▶ 数据摘录:
- - - -
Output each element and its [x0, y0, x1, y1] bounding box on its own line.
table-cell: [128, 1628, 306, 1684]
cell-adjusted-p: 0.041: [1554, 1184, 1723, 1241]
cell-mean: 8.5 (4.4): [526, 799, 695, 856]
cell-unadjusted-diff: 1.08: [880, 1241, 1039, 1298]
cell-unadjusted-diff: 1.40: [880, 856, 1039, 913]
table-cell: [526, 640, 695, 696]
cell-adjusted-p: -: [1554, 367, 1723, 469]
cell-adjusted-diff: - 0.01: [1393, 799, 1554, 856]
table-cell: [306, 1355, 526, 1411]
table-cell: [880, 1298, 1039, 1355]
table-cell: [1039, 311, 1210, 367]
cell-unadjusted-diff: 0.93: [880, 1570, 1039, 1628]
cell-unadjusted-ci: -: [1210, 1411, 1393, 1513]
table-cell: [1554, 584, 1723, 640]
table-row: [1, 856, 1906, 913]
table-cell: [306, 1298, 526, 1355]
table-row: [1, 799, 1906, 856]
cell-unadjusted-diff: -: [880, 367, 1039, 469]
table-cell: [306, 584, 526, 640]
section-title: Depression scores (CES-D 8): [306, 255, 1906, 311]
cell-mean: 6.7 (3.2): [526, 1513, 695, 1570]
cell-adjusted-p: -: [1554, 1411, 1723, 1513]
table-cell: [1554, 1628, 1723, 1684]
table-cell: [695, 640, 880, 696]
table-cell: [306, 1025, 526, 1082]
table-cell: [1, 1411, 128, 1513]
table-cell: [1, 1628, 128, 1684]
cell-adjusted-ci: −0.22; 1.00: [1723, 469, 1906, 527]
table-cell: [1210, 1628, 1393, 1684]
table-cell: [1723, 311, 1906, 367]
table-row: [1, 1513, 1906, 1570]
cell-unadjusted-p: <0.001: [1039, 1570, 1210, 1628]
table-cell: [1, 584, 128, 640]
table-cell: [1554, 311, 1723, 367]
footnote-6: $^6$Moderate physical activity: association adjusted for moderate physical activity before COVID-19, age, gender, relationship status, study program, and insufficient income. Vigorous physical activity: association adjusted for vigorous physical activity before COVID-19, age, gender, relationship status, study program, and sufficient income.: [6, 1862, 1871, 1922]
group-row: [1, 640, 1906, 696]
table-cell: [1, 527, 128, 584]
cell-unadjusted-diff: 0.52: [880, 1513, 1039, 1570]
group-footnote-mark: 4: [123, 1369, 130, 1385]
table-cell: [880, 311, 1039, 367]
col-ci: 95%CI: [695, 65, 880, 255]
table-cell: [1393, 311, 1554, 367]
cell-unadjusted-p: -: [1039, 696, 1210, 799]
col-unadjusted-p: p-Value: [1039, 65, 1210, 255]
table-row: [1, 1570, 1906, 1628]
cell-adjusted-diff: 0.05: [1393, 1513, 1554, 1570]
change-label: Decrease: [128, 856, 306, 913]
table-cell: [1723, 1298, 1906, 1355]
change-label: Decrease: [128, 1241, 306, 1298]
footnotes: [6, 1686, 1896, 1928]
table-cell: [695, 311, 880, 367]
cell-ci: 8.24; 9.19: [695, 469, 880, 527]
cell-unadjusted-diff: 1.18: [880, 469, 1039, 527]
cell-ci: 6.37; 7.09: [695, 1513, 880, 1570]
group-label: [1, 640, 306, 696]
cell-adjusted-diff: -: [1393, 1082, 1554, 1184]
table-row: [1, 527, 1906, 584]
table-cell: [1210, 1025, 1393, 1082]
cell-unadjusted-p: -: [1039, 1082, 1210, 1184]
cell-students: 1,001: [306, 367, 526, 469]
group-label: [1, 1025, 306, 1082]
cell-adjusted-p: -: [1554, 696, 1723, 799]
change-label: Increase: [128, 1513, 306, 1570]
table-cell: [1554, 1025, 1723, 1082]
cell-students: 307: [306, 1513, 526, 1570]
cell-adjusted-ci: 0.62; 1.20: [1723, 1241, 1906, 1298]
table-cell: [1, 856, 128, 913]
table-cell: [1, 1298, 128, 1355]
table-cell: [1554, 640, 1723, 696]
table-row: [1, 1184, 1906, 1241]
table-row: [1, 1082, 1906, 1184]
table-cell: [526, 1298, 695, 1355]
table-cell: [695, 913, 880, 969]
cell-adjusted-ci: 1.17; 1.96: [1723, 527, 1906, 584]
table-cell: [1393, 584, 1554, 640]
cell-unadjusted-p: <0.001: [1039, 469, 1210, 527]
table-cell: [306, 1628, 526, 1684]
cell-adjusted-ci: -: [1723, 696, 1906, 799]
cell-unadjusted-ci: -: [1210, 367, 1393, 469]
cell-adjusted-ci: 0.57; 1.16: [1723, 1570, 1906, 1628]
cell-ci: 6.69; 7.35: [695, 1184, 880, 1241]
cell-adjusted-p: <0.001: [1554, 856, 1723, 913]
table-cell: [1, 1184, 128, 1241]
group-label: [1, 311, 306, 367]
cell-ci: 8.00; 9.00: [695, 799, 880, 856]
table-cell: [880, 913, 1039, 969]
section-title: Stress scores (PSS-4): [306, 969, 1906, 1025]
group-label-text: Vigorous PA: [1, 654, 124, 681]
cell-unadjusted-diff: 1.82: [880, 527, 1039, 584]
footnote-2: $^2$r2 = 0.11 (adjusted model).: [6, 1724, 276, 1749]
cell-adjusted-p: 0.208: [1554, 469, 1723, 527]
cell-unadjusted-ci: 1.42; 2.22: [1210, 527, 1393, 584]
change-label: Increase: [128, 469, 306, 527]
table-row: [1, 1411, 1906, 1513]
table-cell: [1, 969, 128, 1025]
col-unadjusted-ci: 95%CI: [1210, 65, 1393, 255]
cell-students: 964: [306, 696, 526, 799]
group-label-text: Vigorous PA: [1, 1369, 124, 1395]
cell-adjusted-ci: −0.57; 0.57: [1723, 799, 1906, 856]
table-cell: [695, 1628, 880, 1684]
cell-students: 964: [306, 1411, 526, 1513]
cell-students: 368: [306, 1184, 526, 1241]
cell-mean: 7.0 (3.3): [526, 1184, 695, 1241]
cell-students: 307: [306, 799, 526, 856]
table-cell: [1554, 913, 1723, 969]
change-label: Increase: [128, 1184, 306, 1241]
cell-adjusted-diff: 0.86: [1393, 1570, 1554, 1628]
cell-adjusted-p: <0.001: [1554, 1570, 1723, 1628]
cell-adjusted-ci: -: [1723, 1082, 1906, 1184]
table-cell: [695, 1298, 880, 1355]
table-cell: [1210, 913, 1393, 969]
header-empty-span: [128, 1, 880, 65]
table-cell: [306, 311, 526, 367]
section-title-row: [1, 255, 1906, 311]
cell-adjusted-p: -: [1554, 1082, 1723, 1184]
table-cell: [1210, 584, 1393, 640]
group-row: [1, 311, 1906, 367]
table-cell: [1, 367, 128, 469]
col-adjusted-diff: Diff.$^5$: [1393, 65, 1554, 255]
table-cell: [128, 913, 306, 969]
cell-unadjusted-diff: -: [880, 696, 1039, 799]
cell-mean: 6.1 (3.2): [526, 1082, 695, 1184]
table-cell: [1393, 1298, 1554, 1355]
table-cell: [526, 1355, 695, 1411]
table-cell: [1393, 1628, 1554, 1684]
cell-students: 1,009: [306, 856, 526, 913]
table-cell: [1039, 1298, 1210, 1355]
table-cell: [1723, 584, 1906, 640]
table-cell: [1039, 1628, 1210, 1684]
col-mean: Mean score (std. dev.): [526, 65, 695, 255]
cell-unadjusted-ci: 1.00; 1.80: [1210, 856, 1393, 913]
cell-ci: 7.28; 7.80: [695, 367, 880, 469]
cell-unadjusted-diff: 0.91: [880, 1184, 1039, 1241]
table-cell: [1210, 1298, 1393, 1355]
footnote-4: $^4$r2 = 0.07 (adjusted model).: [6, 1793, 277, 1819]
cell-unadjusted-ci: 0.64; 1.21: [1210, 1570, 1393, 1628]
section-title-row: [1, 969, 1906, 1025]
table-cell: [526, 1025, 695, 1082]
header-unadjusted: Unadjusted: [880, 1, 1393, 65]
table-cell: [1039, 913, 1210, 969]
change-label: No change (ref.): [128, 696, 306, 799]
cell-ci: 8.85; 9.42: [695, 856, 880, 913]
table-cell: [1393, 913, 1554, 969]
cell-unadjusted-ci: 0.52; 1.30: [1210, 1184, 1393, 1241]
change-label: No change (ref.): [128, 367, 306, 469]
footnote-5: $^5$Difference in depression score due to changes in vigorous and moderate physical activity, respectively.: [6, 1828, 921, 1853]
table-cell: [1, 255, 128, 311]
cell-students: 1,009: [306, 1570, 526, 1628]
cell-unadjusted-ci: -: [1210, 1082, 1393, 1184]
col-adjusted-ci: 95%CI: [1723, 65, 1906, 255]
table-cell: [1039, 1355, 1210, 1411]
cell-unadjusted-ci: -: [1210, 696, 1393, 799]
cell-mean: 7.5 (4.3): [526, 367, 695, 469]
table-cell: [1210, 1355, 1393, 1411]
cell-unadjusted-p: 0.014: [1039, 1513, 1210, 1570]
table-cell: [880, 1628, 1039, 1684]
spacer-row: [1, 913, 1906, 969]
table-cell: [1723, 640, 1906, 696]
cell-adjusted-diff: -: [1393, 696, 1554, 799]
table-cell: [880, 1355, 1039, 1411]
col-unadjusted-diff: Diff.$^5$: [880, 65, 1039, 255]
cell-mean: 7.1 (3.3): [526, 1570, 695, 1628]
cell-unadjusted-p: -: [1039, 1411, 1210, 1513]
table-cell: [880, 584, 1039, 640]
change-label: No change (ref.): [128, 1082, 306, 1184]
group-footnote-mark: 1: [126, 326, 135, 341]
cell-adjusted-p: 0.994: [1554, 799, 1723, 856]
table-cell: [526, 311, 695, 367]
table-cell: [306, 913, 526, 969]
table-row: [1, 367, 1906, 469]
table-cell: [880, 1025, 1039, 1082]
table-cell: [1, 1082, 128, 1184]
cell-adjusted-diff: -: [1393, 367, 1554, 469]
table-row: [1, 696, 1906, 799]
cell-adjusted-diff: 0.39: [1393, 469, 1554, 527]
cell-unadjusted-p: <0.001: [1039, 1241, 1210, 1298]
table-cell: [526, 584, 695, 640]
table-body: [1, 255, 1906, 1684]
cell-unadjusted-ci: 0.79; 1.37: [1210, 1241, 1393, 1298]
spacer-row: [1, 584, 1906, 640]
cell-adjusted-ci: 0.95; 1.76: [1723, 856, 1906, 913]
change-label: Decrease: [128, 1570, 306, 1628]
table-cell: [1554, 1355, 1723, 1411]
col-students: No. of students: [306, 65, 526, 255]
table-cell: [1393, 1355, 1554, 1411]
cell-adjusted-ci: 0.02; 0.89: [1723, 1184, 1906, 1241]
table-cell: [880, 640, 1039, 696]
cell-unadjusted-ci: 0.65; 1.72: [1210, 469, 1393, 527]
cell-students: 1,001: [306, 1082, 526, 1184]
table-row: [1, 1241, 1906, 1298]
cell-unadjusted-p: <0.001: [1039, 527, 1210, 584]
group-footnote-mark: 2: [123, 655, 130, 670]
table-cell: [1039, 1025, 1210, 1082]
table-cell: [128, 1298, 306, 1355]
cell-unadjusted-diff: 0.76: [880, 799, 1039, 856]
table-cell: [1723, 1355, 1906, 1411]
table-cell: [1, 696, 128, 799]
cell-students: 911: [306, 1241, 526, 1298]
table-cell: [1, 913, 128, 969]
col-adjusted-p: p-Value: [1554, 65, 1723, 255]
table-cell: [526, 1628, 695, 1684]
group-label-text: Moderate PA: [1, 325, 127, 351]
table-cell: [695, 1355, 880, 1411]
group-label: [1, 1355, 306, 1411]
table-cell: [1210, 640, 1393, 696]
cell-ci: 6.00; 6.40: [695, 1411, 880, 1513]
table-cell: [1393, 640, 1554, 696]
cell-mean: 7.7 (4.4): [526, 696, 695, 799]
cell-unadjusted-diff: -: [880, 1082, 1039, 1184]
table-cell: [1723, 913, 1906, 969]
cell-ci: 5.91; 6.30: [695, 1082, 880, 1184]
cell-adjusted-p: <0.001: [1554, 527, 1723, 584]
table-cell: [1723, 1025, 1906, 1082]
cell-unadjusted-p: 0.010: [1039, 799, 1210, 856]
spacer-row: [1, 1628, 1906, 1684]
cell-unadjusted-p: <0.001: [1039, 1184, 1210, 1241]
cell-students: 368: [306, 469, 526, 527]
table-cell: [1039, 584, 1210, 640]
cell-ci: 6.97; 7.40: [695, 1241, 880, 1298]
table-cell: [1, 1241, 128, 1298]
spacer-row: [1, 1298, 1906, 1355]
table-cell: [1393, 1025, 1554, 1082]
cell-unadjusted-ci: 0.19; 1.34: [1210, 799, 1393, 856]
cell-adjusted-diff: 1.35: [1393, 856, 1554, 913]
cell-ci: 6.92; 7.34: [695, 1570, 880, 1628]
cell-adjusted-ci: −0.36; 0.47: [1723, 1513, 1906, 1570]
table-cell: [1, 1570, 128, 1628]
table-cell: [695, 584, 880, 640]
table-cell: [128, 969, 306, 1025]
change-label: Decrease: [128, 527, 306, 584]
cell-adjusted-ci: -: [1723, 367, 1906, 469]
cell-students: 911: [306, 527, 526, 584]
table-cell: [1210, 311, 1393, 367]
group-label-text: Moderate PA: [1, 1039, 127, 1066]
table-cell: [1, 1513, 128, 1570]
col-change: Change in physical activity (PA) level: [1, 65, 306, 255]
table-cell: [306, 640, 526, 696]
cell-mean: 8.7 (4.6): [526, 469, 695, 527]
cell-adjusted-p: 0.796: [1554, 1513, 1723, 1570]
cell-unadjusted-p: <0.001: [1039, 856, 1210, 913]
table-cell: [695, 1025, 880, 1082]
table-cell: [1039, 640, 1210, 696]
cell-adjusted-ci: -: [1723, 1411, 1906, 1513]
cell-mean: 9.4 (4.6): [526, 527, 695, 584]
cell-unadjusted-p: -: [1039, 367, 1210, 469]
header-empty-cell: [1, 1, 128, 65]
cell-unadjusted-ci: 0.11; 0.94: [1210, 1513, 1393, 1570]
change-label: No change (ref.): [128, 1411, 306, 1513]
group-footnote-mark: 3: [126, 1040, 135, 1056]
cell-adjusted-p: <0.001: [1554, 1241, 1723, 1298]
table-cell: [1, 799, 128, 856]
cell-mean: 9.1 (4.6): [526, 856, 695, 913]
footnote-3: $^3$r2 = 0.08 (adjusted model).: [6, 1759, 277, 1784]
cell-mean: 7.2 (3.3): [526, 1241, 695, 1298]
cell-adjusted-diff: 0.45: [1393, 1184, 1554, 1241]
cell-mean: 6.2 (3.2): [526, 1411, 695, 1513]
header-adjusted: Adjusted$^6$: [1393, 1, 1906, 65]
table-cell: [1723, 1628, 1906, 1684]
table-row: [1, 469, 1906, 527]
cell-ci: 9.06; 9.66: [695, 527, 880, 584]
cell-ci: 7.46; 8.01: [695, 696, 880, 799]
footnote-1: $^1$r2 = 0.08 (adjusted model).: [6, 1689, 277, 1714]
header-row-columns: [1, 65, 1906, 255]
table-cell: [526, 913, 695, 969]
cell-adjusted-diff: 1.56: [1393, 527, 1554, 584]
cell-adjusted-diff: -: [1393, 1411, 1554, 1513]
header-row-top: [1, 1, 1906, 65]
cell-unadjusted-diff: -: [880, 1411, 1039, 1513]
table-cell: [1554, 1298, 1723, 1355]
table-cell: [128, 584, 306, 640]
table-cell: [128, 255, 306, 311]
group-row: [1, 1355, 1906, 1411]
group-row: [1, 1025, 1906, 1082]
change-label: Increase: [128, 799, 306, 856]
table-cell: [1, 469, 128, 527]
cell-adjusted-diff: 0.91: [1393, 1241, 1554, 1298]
- - - -
请从记录开头起，至含有“cell-adjusted-diff: - 0.01: [1393, 799, 1554, 856]”的那一行止（首尾两行均包括在内），将其中的“table-cell”替换为“grid-cell”，其余内容一概不变，重新写出这些行。

▶ 答复:
Output each element and its [x0, y0, x1, y1] bounding box on its own line.
grid-cell: [128, 1628, 306, 1684]
cell-adjusted-p: 0.041: [1554, 1184, 1723, 1241]
cell-mean: 8.5 (4.4): [526, 799, 695, 856]
cell-unadjusted-diff: 1.08: [880, 1241, 1039, 1298]
cell-unadjusted-diff: 1.40: [880, 856, 1039, 913]
grid-cell: [526, 640, 695, 696]
cell-adjusted-p: -: [1554, 367, 1723, 469]
cell-adjusted-diff: - 0.01: [1393, 799, 1554, 856]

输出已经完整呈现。